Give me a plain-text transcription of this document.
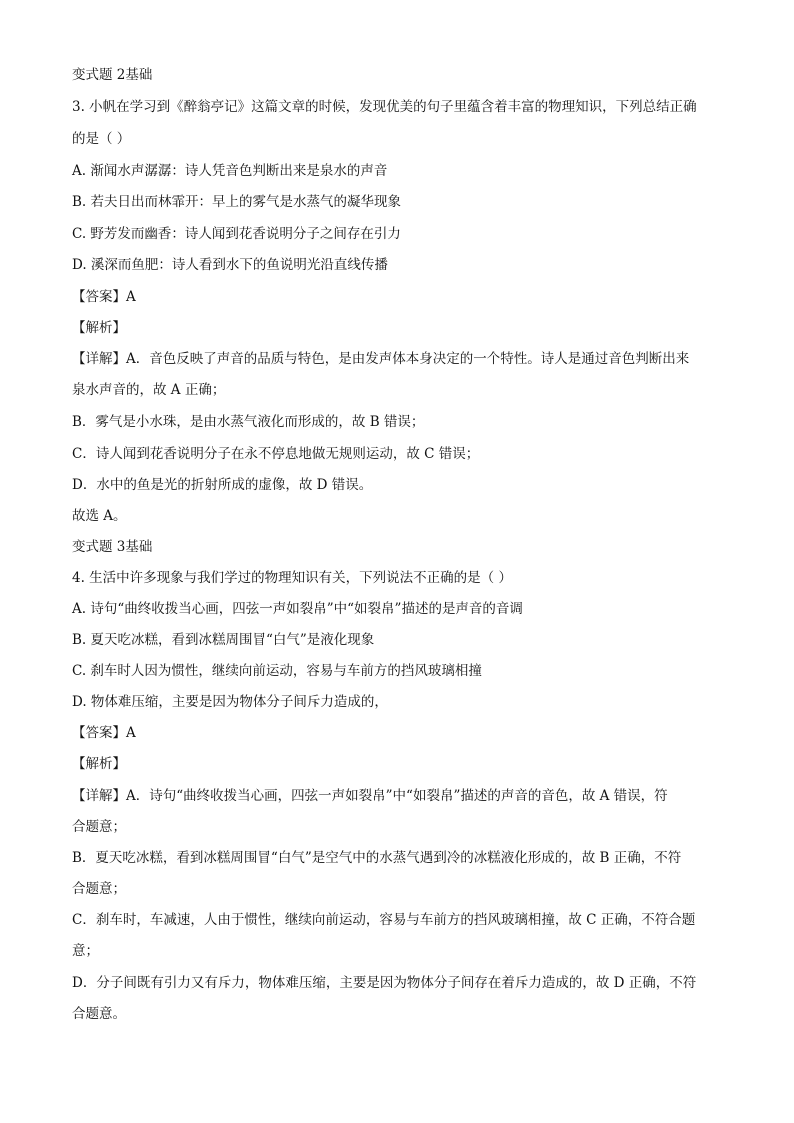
变式题 2基础
3. 小帆在学习到《醉翁亭记》这篇文章的时候，发现优美的句子里蕴含着丰富的物理知识，下列总结正确
的是（ ）
A. 渐闻水声潺潺：诗人凭音色判断出来是泉水的声音
B. 若夫日出而林霏开：早上的雾气是水蒸气的凝华现象
C. 野芳发而幽香：诗人闻到花香说明分子之间存在引力
D. 溪深而鱼肥：诗人看到水下的鱼说明光沿直线传播
【答案】A
【解析】
【详解】A．音色反映了声音的品质与特色，是由发声体本身决定的一个特性。诗人是通过音色判断出来
泉水声音的，故 A 正确；
B．雾气是小水珠，是由水蒸气液化而形成的，故 B 错误；
C．诗人闻到花香说明分子在永不停息地做无规则运动，故 C 错误；
D．水中的鱼是光的折射所成的虚像，故 D 错误。
故选 A。
变式题 3基础
4. 生活中许多现象与我们学过的物理知识有关，下列说法不正确的是（ ）
A. 诗句“曲终收拨当心画，四弦一声如裂帛”中“如裂帛”描述的是声音的音调
B. 夏天吃冰糕，看到冰糕周围冒“白气”是液化现象
C. 刹车时人因为惯性，继续向前运动，容易与车前方的挡风玻璃相撞
D. 物体难压缩，主要是因为物体分子间斥力造成的，
【答案】A
【解析】
【详解】A．诗句“曲终收拨当心画，四弦一声如裂帛”中“如裂帛”描述的声音的音色，故 A 错误，符
合题意；
B．夏天吃冰糕，看到冰糕周围冒“白气”是空气中的水蒸气遇到冷的冰糕液化形成的，故 B 正确，不符
合题意；
C．刹车时，车减速，人由于惯性，继续向前运动，容易与车前方的挡风玻璃相撞，故 C 正确，不符合题
意；
D．分子间既有引力又有斥力，物体难压缩，主要是因为物体分子间存在着斥力造成的，故 D 正确，不符
合题意。
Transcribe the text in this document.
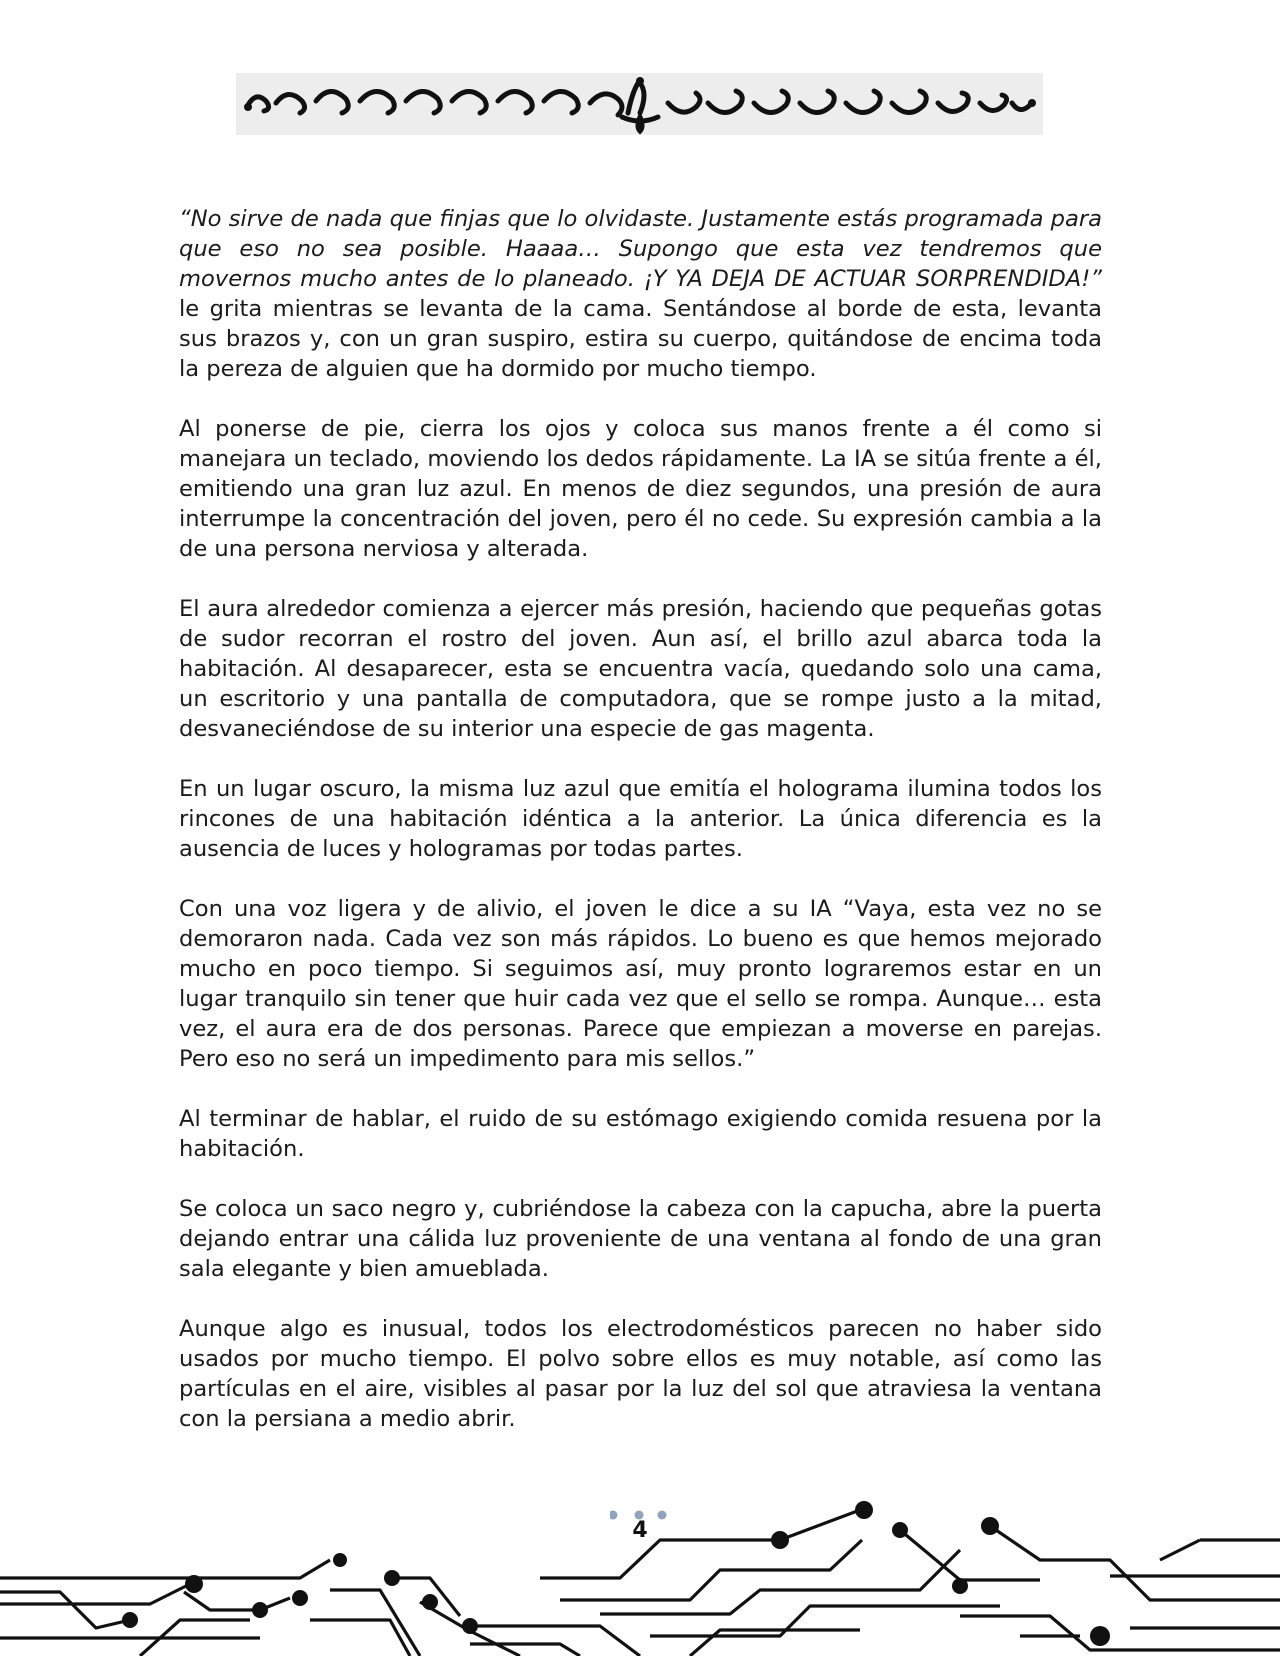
“No sirve de nada que finjas que lo olvidaste. Justamente estás programada para que eso no sea posible. Haaaa… Supongo que esta vez tendremos que movernos mucho antes de lo planeado. ¡Y YA DEJA DE ACTUAR SORPRENDIDA!” le grita mientras se levanta de la cama. Sentándose al borde de esta, levanta sus brazos y, con un gran suspiro, estira su cuerpo, quitándose de encima toda la pereza de alguien que ha dormido por mucho tiempo.

Al ponerse de pie, cierra los ojos y coloca sus manos frente a él como si manejara un teclado, moviendo los dedos rápidamente. La IA se sitúa frente a él, emitiendo una gran luz azul. En menos de diez segundos, una presión de aura interrumpe la concentración del joven, pero él no cede. Su expresión cambia a la de una persona nerviosa y alterada.

El aura alrededor comienza a ejercer más presión, haciendo que pequeñas gotas de sudor recorran el rostro del joven. Aun así, el brillo azul abarca toda la habitación. Al desaparecer, esta se encuentra vacía, quedando solo una cama, un escritorio y una pantalla de computadora, que se rompe justo a la mitad, desvaneciéndose de su interior una especie de gas magenta.

En un lugar oscuro, la misma luz azul que emitía el holograma ilumina todos los rincones de una habitación idéntica a la anterior. La única diferencia es la ausencia de luces y hologramas por todas partes.

Con una voz ligera y de alivio, el joven le dice a su IA “Vaya, esta vez no se demoraron nada. Cada vez son más rápidos. Lo bueno es que hemos mejorado mucho en poco tiempo. Si seguimos así, muy pronto lograremos estar en un lugar tranquilo sin tener que huir cada vez que el sello se rompa. Aunque… esta vez, el aura era de dos personas. Parece que empiezan a moverse en parejas. Pero eso no será un impedimento para mis sellos.”

Al terminar de hablar, el ruido de su estómago exigiendo comida resuena por la habitación.

Se coloca un saco negro y, cubriéndose la cabeza con la capucha, abre la puerta dejando entrar una cálida luz proveniente de una ventana al fondo de una gran sala elegante y bien amueblada.

Aunque algo es inusual, todos los electrodomésticos parecen no haber sido usados por mucho tiempo. El polvo sobre ellos es muy notable, así como las partículas en el aire, visibles al pasar por la luz del sol que atraviesa la ventana con la persiana a medio abrir.

4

● What to produce
Copy the data word for word. Pictures do not go in the copy.

● In response
Give me a plain-text transcription of this document.
变式题 2基础
3. 小帆在学习到《醉翁亭记》这篇文章的时候，发现优美的句子里蕴含着丰富的物理知识，下列总结正确
的是（ ）
A. 渐闻水声潺潺：诗人凭音色判断出来是泉水的声音
B. 若夫日出而林霏开：早上的雾气是水蒸气的凝华现象
C. 野芳发而幽香：诗人闻到花香说明分子之间存在引力
D. 溪深而鱼肥：诗人看到水下的鱼说明光沿直线传播
【答案】A
【解析】
【详解】A．音色反映了声音的品质与特色，是由发声体本身决定的一个特性。诗人是通过音色判断出来
泉水声音的，故 A 正确；
B．雾气是小水珠，是由水蒸气液化而形成的，故 B 错误；
C．诗人闻到花香说明分子在永不停息地做无规则运动，故 C 错误；
D．水中的鱼是光的折射所成的虚像，故 D 错误。
故选 A。
变式题 3基础
4. 生活中许多现象与我们学过的物理知识有关，下列说法不正确的是（ ）
A. 诗句“曲终收拨当心画，四弦一声如裂帛”中“如裂帛”描述的是声音的音调
B. 夏天吃冰糕，看到冰糕周围冒“白气”是液化现象
C. 刹车时人因为惯性，继续向前运动，容易与车前方的挡风玻璃相撞
D. 物体难压缩，主要是因为物体分子间斥力造成的，
【答案】A
【解析】
【详解】A．诗句“曲终收拨当心画，四弦一声如裂帛”中“如裂帛”描述的声音的音色，故 A 错误，符
合题意；
B．夏天吃冰糕，看到冰糕周围冒“白气”是空气中的水蒸气遇到冷的冰糕液化形成的，故 B 正确，不符
合题意；
C．刹车时，车减速，人由于惯性，继续向前运动，容易与车前方的挡风玻璃相撞，故 C 正确，不符合题
意；
D．分子间既有引力又有斥力，物体难压缩，主要是因为物体分子间存在着斥力造成的，故 D 正确，不符
合题意。
Transcribe the text in this document.
“No sirve de nada que finjas que lo olvidaste. Justamente estás programada para que eso no sea posible. Haaaa… Supongo que esta vez tendremos que movernos mucho antes de lo planeado. ¡Y YA DEJA DE ACTUAR SORPRENDIDA!” le grita mientras se levanta de la cama. Sentándose al borde de esta, levanta sus brazos y, con un gran suspiro, estira su cuerpo, quitándose de encima toda la pereza de alguien que ha dormido por mucho tiempo.

Al ponerse de pie, cierra los ojos y coloca sus manos frente a él como si manejara un teclado, moviendo los dedos rápidamente. La IA se sitúa frente a él, emitiendo una gran luz azul. En menos de diez segundos, una presión de aura interrumpe la concentración del joven, pero él no cede. Su expresión cambia a la de una persona nerviosa y alterada.

El aura alrededor comienza a ejercer más presión, haciendo que pequeñas gotas de sudor recorran el rostro del joven. Aun así, el brillo azul abarca toda la habitación. Al desaparecer, esta se encuentra vacía, quedando solo una cama, un escritorio y una pantalla de computadora, que se rompe justo a la mitad, desvaneciéndose de su interior una especie de gas magenta.

En un lugar oscuro, la misma luz azul que emitía el holograma ilumina todos los rincones de una habitación idéntica a la anterior. La única diferencia es la ausencia de luces y hologramas por todas partes.

Con una voz ligera y de alivio, el joven le dice a su IA “Vaya, esta vez no se demoraron nada. Cada vez son más rápidos. Lo bueno es que hemos mejorado mucho en poco tiempo. Si seguimos así, muy pronto lograremos estar en un lugar tranquilo sin tener que huir cada vez que el sello se rompa. Aunque… esta vez, el aura era de dos personas. Parece que empiezan a moverse en parejas. Pero eso no será un impedimento para mis sellos.”

Al terminar de hablar, el ruido de su estómago exigiendo comida resuena por la habitación.

Se coloca un saco negro y, cubriéndose la cabeza con la capucha, abre la puerta dejando entrar una cálida luz proveniente de una ventana al fondo de una gran sala elegante y bien amueblada.

Aunque algo es inusual, todos los electrodomésticos parecen no haber sido usados por mucho tiempo. El polvo sobre ellos es muy notable, así como las partículas en el aire, visibles al pasar por la luz del sol que atraviesa la ventana con la persiana a medio abrir.

4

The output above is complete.